[Records from a collection]
[start]
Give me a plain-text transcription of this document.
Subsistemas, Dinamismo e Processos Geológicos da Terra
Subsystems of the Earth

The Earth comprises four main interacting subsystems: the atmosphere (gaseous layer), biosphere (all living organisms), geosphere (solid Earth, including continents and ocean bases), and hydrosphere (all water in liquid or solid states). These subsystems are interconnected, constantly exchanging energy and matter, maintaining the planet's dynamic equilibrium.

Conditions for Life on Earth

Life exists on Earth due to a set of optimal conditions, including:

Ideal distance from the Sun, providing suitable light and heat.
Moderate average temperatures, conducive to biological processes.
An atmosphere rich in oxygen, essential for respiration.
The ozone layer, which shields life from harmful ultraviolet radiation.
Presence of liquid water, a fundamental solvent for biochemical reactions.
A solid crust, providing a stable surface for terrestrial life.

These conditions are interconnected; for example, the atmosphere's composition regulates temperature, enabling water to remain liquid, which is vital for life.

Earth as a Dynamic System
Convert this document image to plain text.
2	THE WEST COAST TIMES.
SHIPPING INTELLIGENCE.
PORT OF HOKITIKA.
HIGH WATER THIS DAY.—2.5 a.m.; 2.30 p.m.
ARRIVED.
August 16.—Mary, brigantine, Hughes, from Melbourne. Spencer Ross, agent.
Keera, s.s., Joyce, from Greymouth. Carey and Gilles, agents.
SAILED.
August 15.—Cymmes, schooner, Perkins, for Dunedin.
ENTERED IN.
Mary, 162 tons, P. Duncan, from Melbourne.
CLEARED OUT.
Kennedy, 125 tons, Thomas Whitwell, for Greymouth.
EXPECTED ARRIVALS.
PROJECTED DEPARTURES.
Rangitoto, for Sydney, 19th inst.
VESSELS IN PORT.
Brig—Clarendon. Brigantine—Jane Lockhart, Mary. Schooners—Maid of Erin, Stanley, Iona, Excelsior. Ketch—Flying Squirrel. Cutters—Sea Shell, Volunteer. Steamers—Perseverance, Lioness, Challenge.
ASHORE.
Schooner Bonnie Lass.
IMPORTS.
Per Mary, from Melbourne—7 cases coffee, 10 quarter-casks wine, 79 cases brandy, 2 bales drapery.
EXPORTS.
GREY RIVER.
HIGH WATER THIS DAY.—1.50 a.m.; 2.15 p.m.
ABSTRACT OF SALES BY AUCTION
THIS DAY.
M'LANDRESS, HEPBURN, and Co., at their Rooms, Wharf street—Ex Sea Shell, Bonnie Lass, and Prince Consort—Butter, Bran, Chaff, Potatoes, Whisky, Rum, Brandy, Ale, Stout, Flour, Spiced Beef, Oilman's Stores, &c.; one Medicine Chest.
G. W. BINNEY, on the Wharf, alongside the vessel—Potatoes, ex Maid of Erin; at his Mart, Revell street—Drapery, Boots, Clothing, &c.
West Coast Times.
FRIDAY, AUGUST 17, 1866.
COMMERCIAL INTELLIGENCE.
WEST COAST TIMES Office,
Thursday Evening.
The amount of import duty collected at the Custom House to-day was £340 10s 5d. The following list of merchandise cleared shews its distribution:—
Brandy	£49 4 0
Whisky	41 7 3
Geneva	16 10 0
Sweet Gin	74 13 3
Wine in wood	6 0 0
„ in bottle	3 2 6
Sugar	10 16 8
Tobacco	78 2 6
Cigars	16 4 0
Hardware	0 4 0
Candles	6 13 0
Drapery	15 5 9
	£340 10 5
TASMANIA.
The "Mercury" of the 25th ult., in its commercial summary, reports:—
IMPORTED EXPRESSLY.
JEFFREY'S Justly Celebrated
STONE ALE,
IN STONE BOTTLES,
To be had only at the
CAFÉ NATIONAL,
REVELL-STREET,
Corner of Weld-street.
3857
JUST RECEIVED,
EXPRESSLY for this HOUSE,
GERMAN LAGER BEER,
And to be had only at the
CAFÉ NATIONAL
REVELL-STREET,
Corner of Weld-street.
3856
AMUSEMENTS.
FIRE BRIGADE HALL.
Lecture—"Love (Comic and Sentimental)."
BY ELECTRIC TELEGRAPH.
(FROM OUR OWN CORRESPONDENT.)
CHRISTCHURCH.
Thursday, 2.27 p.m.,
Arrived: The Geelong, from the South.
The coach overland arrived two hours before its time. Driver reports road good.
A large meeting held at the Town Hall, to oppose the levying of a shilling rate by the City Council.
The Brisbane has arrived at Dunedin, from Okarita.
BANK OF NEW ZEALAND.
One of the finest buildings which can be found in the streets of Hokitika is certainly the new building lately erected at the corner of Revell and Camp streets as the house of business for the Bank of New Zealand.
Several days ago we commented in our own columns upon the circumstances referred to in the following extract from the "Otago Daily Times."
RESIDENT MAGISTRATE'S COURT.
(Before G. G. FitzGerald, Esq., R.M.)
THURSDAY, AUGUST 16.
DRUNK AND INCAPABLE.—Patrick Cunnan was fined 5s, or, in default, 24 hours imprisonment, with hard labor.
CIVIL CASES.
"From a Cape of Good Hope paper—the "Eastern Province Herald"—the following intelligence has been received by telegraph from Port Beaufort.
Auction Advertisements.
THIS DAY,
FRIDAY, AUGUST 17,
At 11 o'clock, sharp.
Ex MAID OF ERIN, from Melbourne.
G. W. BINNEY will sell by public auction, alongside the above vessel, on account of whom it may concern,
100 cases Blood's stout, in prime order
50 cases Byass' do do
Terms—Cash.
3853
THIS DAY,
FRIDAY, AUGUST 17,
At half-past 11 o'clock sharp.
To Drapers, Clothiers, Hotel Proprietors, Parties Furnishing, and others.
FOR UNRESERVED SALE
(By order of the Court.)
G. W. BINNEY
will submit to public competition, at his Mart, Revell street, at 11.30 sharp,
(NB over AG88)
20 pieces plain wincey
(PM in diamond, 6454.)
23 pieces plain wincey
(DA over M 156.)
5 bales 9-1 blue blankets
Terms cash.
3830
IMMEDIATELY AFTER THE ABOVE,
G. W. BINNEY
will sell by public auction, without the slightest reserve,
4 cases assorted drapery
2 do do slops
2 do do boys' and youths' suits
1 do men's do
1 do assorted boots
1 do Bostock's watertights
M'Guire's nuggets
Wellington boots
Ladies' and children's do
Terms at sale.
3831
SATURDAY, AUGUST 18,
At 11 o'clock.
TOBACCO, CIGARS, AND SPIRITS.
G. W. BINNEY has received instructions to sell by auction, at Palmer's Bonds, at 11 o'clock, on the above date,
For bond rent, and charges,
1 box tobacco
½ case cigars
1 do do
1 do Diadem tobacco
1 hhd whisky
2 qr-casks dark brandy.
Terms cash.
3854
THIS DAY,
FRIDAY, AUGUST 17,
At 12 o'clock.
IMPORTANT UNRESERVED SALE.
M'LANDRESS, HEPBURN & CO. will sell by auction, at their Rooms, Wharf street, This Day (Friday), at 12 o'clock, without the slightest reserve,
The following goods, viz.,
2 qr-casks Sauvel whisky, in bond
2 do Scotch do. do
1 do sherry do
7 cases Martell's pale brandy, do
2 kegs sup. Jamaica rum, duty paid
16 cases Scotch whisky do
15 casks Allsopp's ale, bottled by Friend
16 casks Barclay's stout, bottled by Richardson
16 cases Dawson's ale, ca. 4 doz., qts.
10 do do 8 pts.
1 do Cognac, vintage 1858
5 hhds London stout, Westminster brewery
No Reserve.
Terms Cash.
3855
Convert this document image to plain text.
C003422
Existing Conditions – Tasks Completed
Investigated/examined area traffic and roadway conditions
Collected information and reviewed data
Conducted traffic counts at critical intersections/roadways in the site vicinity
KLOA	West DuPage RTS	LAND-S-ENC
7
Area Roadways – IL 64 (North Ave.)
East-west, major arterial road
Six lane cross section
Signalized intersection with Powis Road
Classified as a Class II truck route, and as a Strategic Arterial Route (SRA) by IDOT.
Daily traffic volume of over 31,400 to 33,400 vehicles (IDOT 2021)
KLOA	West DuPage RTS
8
[end]
▸ **WHAT IS EXPECTED**
Only lines with the word "atmosphere" are wanted, so copy each one from the records.

▸ **EXERCISE SOLUTION**
The Earth comprises four main interacting subsystems: the atmosphere (gaseous layer), biosphere (all living organisms), geosphere (solid Earth, including continents and ocean bases), and hydrosphere (all water in liquid or solid states). These subsystems are interconnected, constantly exchanging energy and matter, maintaining the planet's dynamic equilibrium.
An atmosphere rich in oxygen, essential for respiration.
These conditions are interconnected; for example, the atmosphere's composition regulates temperature, enabling water to remain liquid, which is vital for life.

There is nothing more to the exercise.